▶ **Input data**
========
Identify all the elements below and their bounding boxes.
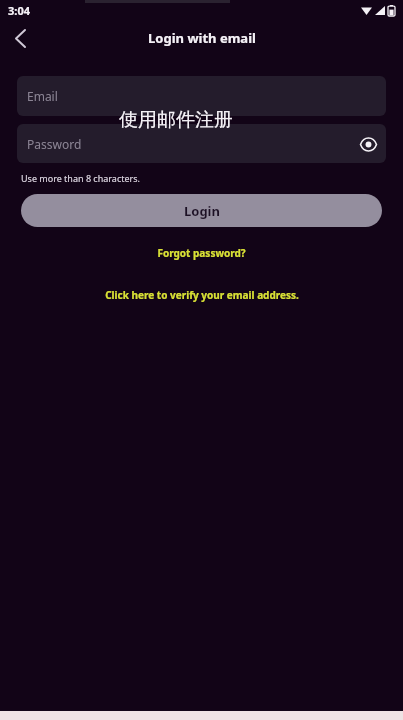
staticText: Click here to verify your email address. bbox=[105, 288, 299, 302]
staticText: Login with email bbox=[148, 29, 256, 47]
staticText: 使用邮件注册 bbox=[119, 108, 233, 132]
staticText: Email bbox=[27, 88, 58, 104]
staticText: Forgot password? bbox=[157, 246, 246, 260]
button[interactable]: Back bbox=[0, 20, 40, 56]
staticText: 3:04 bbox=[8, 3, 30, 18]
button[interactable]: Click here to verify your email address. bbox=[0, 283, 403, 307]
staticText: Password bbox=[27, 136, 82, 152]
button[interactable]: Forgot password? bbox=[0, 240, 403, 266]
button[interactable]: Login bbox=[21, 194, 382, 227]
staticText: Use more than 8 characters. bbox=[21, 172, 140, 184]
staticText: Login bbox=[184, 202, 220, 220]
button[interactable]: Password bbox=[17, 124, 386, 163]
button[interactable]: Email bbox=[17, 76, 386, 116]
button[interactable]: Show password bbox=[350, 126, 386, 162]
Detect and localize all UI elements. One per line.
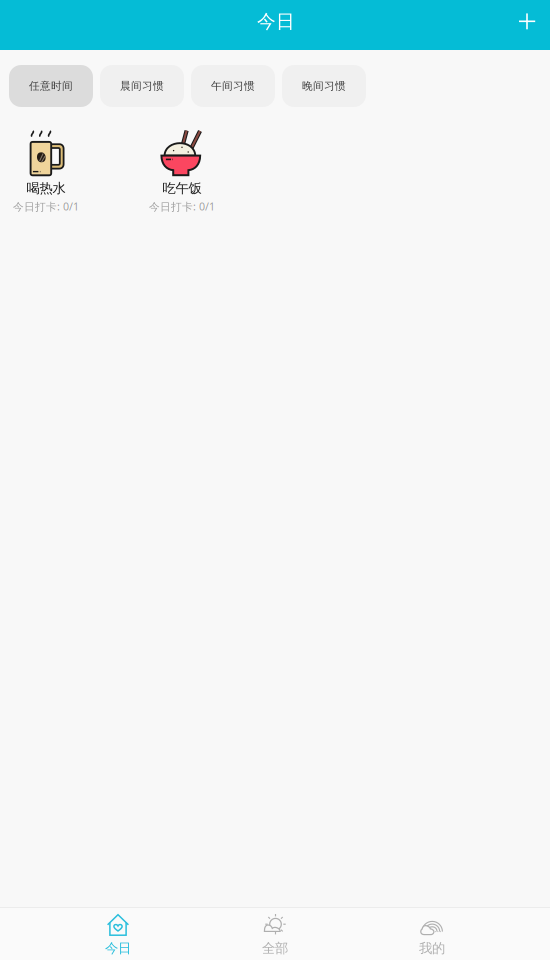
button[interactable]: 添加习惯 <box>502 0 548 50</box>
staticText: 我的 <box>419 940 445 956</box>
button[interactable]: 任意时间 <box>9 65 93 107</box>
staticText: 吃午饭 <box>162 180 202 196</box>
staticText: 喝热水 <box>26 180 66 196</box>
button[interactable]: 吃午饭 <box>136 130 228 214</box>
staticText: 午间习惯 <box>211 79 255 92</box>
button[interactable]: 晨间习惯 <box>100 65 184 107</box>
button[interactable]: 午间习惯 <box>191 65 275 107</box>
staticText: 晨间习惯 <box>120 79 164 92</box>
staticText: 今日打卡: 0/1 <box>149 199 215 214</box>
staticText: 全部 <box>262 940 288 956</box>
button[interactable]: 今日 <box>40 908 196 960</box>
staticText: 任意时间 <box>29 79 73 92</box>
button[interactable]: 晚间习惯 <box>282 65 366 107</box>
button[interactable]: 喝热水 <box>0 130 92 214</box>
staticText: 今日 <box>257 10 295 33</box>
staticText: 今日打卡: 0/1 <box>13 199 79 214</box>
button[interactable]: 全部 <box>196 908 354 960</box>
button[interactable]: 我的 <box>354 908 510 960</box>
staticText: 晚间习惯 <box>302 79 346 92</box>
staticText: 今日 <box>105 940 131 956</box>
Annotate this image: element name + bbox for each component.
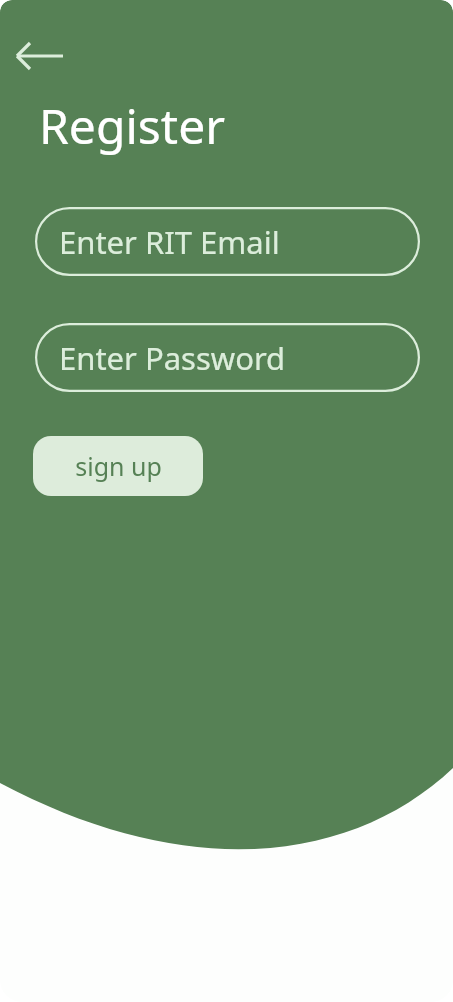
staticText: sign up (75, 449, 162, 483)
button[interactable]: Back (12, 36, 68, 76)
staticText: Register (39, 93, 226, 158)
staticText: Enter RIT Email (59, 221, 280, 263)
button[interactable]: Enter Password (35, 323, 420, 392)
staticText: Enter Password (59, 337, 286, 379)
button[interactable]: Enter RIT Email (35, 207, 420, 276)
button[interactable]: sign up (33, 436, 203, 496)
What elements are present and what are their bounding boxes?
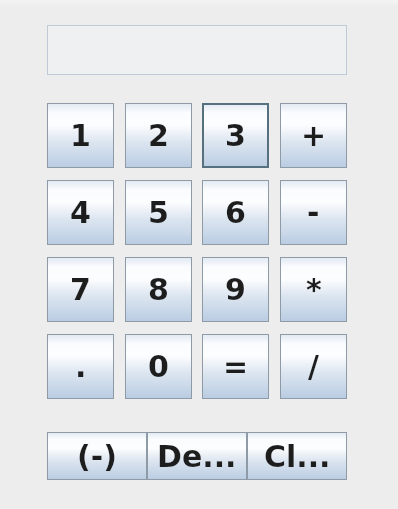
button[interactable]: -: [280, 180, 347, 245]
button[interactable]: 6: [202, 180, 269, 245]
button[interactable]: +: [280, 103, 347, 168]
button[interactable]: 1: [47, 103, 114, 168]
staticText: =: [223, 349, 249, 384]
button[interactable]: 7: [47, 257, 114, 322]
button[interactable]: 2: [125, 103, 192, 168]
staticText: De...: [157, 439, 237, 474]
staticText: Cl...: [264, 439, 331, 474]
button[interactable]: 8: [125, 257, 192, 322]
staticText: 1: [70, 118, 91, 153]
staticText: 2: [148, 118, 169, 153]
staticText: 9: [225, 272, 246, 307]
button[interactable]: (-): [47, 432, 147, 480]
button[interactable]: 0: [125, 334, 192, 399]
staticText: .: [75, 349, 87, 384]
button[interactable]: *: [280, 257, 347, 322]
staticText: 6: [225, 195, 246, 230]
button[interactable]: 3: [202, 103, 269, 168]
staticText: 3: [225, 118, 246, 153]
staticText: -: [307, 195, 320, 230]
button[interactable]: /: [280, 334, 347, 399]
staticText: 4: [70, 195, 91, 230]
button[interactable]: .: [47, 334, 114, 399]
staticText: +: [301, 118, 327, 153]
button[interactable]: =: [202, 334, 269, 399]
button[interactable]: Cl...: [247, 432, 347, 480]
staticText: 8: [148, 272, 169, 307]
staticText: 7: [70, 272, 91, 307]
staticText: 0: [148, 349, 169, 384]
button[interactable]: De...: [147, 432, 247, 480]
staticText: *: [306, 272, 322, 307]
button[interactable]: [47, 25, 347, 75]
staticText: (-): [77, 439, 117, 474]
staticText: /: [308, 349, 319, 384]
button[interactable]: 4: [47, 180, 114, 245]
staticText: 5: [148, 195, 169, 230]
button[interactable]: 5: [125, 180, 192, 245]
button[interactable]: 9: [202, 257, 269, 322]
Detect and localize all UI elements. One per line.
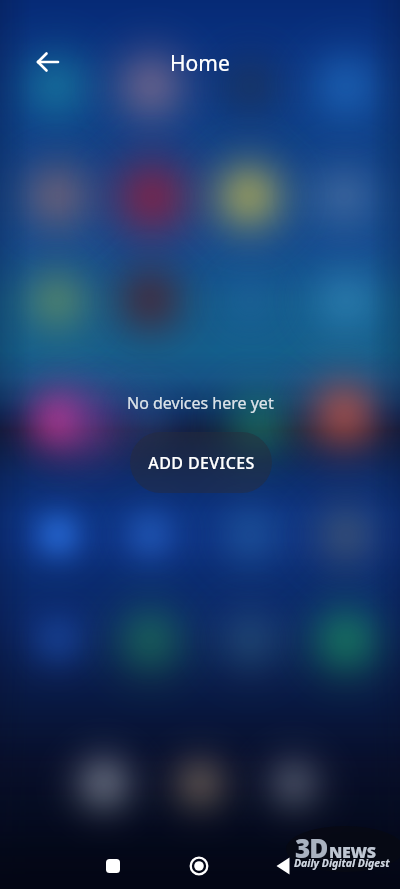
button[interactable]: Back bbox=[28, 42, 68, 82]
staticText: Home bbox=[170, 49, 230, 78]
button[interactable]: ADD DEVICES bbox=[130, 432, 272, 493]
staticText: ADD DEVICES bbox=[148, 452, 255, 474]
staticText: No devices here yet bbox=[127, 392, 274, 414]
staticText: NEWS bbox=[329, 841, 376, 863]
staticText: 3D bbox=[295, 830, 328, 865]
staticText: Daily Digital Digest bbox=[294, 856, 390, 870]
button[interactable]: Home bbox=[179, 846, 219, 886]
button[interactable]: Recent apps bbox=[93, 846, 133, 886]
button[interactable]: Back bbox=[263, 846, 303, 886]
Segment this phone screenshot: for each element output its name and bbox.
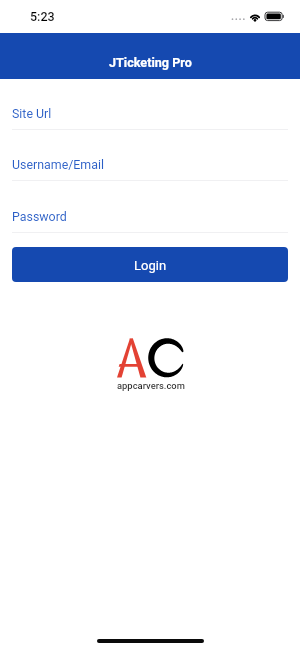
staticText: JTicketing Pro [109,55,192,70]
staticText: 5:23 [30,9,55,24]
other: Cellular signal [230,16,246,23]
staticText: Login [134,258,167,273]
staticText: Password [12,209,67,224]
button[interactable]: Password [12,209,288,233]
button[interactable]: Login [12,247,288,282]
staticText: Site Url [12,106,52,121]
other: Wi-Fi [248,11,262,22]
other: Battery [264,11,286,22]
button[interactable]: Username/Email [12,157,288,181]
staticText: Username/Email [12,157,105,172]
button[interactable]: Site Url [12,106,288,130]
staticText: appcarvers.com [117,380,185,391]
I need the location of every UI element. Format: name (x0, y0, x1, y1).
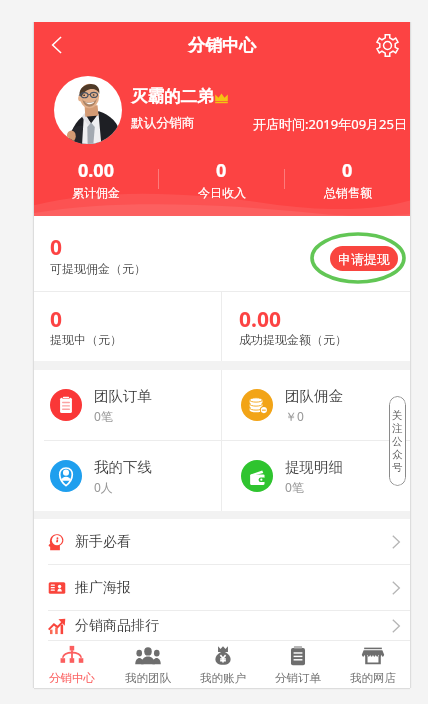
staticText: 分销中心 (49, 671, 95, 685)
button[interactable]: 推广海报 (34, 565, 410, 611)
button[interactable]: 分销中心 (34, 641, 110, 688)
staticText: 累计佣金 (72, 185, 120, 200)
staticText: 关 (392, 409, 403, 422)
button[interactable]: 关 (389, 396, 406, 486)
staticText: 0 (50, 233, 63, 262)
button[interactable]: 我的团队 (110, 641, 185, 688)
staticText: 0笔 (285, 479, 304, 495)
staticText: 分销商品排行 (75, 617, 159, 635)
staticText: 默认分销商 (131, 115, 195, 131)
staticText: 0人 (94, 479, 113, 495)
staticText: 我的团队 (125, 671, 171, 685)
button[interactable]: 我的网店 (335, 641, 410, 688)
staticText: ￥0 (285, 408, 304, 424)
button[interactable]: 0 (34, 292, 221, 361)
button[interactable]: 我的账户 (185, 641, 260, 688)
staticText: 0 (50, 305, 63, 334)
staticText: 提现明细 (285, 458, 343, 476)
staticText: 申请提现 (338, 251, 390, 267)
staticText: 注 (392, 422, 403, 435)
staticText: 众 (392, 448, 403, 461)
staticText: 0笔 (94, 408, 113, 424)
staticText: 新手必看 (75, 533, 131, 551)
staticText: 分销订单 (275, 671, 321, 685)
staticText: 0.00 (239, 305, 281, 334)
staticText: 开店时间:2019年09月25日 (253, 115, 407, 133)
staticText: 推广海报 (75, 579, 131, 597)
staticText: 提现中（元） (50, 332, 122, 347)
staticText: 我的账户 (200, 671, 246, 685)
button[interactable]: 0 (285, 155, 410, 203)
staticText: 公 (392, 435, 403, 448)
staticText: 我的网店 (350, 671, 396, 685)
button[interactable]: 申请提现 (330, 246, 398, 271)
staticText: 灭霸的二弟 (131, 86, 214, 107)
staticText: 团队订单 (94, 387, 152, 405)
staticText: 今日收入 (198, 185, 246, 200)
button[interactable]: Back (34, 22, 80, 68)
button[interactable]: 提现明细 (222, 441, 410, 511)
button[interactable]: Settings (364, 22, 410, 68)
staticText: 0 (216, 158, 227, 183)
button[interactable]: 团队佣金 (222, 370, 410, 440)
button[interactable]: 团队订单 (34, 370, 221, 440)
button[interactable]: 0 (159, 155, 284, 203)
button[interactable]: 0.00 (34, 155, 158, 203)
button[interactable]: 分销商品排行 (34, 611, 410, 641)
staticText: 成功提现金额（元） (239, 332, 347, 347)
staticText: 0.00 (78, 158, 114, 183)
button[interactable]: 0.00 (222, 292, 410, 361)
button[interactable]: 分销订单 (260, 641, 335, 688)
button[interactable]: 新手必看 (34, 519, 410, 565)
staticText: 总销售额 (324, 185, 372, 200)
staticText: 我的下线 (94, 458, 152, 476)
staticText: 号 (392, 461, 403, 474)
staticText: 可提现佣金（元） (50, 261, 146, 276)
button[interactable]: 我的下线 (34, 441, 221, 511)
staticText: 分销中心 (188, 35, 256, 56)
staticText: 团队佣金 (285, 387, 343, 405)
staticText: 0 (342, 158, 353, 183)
========
Return the lines from the line containing "button[interactable]: 添加习惯 <box>502" up to and including the line containing "button[interactable]: 午间习惯 <box>191", reproducing each one exactly.

button[interactable]: 添加习惯 <box>502 0 548 50</box>
staticText: 我的 <box>419 940 445 956</box>
button[interactable]: 任意时间 <box>9 65 93 107</box>
staticText: 吃午饭 <box>162 180 202 196</box>
staticText: 喝热水 <box>26 180 66 196</box>
button[interactable]: 吃午饭 <box>136 130 228 214</box>
staticText: 午间习惯 <box>211 79 255 92</box>
button[interactable]: 晨间习惯 <box>100 65 184 107</box>
button[interactable]: 午间习惯 <box>191 65 275 107</box>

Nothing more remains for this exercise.